[Data tied to figure images]
────────────────────────────────────────

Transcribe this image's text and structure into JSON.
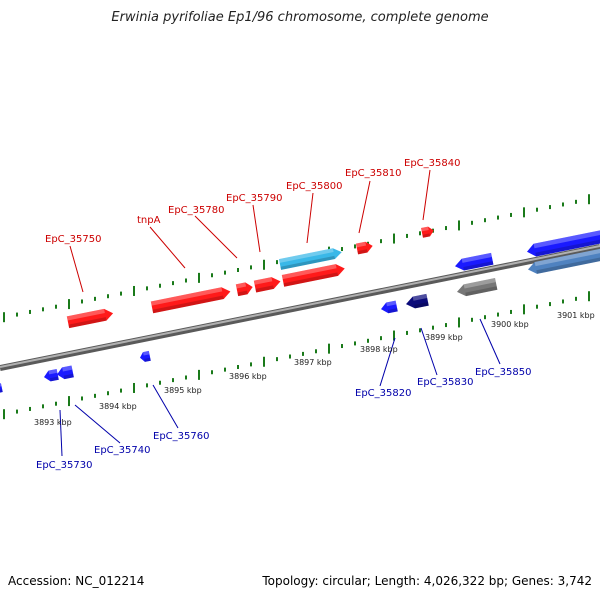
{
  "title": "Erwinia pyrifoliae Ep1/96 chromosome, complete genome",
  "footer": {
    "accession": "Accession: NC_012214",
    "topology": "Topology: circular; Length: 4,026,322 bp; Genes: 3,742"
  },
  "colors": {
    "forward_gene": "#ff1a1a",
    "reverse_gene": "#1a1aff",
    "forward_label": "#cc0000",
    "reverse_label": "#0000aa",
    "backbone": "#888888",
    "tick": "#1a7a1a",
    "rna_gene": "#3ab8e8",
    "dark_gene": "#0b0b7a",
    "grey_gene": "#777777",
    "steel_gene": "#4f82c0"
  },
  "kbp_ticks": [
    "3893 kbp",
    "3894 kbp",
    "3895 kbp",
    "3896 kbp",
    "3897 kbp",
    "3898 kbp",
    "3899 kbp",
    "3900 kbp",
    "3901 kbp"
  ],
  "forward_labels": [
    "EpC_35750",
    "tnpA",
    "EpC_35780",
    "EpC_35790",
    "EpC_35800",
    "EpC_35810",
    "EpC_35840"
  ],
  "reverse_labels": [
    "EpC_35730",
    "EpC_35740",
    "EpC_35760",
    "EpC_35820",
    "EpC_35830",
    "EpC_35850"
  ]
}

────────────────────────────────────────

Task goal: Would you reproduce the lines above exactly, without carrying over the pictures?

Written response:
Transcribe this image's text and structure into JSON.
{
  "title": "Erwinia pyrifoliae Ep1/96 chromosome, complete genome",
  "footer": {
    "accession": "Accession: NC_012214",
    "topology": "Topology: circular; Length: 4,026,322 bp; Genes: 3,742"
  },
  "colors": {
    "forward_gene": "#ff1a1a",
    "reverse_gene": "#1a1aff",
    "forward_label": "#cc0000",
    "reverse_label": "#0000aa",
    "backbone": "#888888",
    "tick": "#1a7a1a",
    "rna_gene": "#3ab8e8",
    "dark_gene": "#0b0b7a",
    "grey_gene": "#777777",
    "steel_gene": "#4f82c0"
  },
  "kbp_ticks": [
    "3893 kbp",
    "3894 kbp",
    "3895 kbp",
    "3896 kbp",
    "3897 kbp",
    "3898 kbp",
    "3899 kbp",
    "3900 kbp",
    "3901 kbp"
  ],
  "forward_labels": [
    "EpC_35750",
    "tnpA",
    "EpC_35780",
    "EpC_35790",
    "EpC_35800",
    "EpC_35810",
    "EpC_35840"
  ],
  "reverse_labels": [
    "EpC_35730",
    "EpC_35740",
    "EpC_35760",
    "EpC_35820",
    "EpC_35830",
    "EpC_35850"
  ]
}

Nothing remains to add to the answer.